> **Exercise**
Below are the records; collect from them each line containing the string "grid".

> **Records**

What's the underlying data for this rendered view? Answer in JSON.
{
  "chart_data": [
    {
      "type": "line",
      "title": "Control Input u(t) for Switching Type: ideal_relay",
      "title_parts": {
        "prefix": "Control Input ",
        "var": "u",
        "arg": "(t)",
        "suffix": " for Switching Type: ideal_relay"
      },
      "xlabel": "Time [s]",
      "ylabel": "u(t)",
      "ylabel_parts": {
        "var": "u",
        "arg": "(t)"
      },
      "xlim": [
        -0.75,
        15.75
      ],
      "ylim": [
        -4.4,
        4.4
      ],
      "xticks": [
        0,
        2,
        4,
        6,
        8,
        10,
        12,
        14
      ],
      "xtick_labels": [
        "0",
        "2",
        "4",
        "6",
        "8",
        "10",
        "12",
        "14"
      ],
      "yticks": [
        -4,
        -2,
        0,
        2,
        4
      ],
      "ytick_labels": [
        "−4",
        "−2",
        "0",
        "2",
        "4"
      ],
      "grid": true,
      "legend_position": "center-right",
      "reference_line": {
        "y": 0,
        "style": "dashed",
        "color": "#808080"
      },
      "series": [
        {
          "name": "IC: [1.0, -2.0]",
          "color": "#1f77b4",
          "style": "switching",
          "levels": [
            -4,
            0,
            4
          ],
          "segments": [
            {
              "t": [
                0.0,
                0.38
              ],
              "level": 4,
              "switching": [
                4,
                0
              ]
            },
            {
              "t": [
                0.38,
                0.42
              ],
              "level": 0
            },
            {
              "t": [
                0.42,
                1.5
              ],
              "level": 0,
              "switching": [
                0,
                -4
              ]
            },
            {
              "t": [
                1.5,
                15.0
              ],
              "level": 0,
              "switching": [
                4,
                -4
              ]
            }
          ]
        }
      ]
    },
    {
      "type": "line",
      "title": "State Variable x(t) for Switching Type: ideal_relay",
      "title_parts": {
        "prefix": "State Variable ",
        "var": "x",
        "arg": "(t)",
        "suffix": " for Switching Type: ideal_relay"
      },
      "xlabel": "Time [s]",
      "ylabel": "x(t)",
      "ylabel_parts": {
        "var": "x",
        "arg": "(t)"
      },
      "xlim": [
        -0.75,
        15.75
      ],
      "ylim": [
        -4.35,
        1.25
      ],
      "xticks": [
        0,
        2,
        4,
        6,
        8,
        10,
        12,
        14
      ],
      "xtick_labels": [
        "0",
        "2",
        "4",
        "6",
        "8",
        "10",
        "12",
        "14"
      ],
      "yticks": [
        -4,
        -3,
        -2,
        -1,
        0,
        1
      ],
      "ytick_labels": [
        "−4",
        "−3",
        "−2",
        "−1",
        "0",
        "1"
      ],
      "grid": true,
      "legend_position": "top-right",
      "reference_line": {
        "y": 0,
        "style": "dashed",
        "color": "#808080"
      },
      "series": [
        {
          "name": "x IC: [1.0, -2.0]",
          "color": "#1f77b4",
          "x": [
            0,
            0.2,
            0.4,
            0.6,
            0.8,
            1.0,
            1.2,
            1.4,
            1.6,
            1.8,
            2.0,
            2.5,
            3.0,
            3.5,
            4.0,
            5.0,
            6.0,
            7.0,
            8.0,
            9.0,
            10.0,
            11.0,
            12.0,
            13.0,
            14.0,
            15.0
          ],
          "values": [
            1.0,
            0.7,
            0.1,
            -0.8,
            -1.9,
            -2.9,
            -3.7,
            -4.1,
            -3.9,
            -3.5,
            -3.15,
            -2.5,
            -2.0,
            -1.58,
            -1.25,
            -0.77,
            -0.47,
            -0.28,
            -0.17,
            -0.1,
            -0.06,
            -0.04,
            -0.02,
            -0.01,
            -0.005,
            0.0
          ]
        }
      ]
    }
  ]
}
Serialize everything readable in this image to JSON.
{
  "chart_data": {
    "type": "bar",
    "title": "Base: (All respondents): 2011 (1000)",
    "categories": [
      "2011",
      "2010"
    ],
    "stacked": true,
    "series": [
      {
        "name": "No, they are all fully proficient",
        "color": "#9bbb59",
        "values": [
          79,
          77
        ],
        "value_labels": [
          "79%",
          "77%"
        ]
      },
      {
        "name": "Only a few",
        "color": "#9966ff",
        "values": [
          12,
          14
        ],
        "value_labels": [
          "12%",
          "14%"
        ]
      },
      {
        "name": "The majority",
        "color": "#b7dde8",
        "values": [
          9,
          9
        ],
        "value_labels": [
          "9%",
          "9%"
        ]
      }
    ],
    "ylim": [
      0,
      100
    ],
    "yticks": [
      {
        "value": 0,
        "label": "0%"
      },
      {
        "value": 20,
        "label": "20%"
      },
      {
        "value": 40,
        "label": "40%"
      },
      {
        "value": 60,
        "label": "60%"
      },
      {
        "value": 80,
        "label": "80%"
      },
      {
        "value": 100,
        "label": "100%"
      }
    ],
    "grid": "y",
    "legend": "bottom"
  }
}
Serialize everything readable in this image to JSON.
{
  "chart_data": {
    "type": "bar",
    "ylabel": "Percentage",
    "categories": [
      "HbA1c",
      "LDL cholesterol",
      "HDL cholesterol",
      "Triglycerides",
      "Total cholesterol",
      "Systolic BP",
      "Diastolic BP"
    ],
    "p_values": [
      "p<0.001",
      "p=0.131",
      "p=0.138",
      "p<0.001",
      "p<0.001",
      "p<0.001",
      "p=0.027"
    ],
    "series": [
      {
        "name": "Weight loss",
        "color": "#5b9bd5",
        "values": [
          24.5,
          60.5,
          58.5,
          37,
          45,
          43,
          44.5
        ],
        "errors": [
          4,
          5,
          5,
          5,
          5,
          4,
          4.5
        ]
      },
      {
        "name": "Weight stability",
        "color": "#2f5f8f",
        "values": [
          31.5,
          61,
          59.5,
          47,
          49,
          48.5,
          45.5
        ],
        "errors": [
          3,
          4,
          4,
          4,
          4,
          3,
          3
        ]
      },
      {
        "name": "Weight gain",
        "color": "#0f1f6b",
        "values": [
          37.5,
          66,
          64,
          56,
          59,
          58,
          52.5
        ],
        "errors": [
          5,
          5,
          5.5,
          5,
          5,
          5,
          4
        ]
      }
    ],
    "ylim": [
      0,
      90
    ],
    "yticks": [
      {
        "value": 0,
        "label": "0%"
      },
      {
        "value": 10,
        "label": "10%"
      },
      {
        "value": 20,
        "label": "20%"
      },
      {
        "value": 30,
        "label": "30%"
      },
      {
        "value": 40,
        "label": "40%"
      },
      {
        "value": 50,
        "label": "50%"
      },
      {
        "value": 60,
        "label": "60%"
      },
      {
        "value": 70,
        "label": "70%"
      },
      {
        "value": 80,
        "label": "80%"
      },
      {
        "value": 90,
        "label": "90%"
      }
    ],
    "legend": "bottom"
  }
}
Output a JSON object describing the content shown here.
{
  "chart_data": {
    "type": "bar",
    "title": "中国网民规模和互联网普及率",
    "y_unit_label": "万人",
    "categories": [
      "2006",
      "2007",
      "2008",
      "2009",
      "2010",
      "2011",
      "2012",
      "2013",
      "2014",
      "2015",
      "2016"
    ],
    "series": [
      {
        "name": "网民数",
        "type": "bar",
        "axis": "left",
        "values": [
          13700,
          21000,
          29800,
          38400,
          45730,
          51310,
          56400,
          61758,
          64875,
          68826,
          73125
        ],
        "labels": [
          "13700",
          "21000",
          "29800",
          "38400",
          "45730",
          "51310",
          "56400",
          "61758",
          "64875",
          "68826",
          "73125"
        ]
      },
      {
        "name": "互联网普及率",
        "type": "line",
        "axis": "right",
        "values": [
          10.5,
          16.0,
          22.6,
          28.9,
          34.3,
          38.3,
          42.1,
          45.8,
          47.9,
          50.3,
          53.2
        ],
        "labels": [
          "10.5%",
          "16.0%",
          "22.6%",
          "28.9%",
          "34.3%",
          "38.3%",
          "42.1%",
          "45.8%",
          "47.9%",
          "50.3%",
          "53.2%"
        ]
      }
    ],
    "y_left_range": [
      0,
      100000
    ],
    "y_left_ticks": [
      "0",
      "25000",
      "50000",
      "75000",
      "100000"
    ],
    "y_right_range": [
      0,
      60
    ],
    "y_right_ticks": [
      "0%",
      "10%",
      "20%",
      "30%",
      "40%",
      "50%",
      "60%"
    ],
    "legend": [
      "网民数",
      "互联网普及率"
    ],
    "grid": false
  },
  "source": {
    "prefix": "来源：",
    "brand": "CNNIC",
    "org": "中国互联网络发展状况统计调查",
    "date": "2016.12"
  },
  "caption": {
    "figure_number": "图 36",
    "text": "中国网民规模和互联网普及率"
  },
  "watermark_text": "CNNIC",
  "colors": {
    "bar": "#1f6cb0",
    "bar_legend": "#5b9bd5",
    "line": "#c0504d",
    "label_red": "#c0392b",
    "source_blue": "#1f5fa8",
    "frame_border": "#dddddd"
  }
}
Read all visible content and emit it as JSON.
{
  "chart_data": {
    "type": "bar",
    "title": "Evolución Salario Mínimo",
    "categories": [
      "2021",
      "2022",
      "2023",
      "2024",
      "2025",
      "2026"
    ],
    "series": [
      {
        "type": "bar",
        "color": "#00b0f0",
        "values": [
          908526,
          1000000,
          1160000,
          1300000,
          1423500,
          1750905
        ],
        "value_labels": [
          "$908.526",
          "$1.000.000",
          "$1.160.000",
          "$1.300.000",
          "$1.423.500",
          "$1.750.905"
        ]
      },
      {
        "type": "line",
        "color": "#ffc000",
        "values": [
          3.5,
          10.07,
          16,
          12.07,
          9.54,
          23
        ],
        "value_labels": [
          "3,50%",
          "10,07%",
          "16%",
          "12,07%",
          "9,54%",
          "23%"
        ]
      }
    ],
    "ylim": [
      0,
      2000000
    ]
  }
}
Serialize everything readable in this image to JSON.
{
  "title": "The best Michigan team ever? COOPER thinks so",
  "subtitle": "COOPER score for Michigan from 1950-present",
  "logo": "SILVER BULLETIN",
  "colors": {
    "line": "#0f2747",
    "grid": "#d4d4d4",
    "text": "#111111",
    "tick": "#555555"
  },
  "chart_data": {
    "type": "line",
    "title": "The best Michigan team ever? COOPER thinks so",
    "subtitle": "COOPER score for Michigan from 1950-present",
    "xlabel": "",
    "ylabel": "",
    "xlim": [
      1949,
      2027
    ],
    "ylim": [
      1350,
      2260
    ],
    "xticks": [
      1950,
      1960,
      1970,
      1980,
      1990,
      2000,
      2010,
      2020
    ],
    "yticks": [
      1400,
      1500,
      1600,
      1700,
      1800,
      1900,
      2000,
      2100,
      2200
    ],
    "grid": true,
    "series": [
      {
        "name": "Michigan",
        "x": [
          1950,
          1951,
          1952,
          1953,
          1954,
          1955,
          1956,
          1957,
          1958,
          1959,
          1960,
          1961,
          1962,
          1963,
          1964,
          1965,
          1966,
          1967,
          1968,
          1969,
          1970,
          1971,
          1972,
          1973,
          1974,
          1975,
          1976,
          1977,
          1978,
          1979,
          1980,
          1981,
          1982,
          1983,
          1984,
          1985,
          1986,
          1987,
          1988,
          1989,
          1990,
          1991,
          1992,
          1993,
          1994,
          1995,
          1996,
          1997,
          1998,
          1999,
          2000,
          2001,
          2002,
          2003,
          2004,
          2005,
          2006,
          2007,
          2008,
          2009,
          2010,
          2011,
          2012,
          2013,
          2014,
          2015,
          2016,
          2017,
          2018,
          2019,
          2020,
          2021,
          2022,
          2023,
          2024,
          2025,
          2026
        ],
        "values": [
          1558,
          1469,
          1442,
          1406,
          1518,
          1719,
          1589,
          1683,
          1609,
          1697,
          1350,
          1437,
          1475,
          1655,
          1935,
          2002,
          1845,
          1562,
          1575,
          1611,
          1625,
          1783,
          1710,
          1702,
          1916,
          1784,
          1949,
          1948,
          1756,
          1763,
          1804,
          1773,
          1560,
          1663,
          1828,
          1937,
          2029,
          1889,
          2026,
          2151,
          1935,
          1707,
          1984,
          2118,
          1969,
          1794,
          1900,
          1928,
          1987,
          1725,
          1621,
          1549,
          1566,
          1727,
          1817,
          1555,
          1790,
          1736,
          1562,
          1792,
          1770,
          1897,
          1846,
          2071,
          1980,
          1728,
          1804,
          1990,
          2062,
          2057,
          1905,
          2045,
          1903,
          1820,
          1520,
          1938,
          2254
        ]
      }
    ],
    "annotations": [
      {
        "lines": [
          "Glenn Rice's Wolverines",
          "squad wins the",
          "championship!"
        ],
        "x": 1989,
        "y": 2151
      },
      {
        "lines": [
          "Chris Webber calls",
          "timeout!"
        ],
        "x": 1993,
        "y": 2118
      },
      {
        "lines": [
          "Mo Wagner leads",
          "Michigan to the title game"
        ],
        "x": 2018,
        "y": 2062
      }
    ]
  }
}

> **Result of this exercise**
      "grid": true,
      "grid": true,
    "grid": "y",
    "grid": false
    "grid": "#d4d4d4",
    "grid": true,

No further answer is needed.